Records from a data collection
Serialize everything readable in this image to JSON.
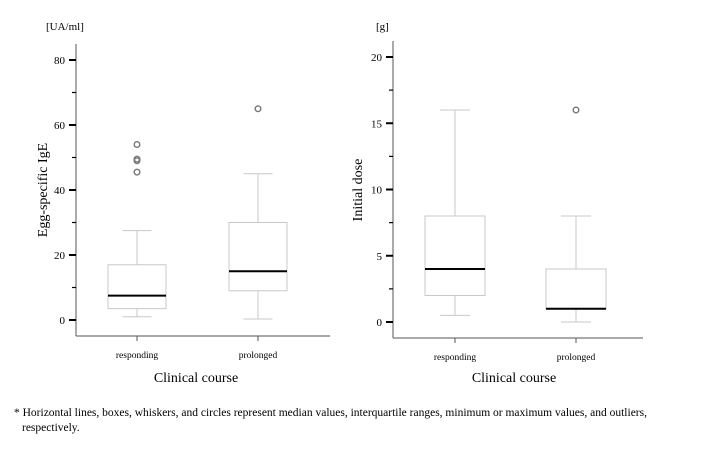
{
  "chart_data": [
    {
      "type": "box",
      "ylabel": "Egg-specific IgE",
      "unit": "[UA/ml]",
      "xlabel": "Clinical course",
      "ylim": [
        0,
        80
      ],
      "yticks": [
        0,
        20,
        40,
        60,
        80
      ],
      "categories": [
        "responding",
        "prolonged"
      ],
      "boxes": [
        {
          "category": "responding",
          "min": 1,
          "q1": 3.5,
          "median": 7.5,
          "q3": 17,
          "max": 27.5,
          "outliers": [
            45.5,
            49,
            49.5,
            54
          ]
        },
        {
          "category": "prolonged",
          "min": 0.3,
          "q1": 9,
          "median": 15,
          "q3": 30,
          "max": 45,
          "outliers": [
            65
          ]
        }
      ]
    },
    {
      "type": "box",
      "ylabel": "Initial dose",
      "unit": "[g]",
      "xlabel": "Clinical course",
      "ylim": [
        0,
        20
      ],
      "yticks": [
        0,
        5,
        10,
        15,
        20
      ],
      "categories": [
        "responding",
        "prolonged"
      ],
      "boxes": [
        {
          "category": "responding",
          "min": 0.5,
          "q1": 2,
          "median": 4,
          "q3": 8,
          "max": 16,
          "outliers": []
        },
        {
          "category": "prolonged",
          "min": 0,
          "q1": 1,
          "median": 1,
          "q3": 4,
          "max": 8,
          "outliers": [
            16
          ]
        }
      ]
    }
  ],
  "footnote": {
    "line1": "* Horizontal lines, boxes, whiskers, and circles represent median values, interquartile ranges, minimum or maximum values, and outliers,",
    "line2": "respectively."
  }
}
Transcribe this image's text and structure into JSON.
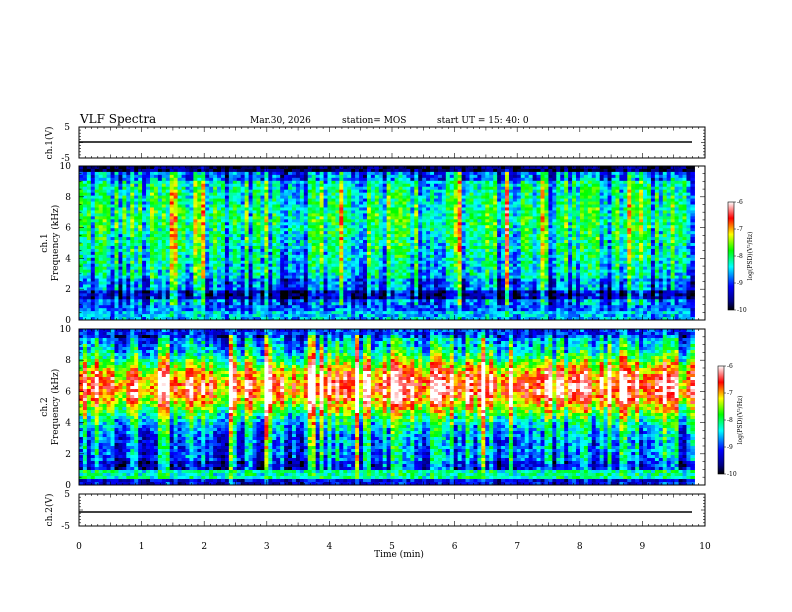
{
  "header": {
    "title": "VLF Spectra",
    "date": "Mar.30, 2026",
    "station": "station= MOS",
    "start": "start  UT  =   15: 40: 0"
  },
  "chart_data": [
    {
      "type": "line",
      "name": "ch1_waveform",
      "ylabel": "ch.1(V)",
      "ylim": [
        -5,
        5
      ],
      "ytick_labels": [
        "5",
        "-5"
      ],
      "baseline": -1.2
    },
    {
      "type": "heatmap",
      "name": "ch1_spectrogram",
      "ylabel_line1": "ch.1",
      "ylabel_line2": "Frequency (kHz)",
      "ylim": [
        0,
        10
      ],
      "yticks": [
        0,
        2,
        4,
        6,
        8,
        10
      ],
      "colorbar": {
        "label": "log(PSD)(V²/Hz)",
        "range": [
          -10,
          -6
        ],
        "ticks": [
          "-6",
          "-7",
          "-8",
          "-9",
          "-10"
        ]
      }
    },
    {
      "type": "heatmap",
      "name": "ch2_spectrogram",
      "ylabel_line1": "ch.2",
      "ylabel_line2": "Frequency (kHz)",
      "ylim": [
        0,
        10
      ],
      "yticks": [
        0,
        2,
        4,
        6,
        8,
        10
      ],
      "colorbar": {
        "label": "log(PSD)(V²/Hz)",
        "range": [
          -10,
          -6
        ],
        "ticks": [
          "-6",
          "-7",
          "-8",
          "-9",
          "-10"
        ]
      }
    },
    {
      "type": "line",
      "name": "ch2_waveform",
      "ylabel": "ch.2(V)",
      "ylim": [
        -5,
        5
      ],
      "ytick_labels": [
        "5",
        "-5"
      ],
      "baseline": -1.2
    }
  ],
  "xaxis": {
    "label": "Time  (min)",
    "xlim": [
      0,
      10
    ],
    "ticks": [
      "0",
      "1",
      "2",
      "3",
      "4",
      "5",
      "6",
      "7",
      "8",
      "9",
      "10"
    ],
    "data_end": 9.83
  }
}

• **WRITTEN PROBLEM**
State the number of lines in the data that include the string "name", and add nothing else.

• **ANSWER**
4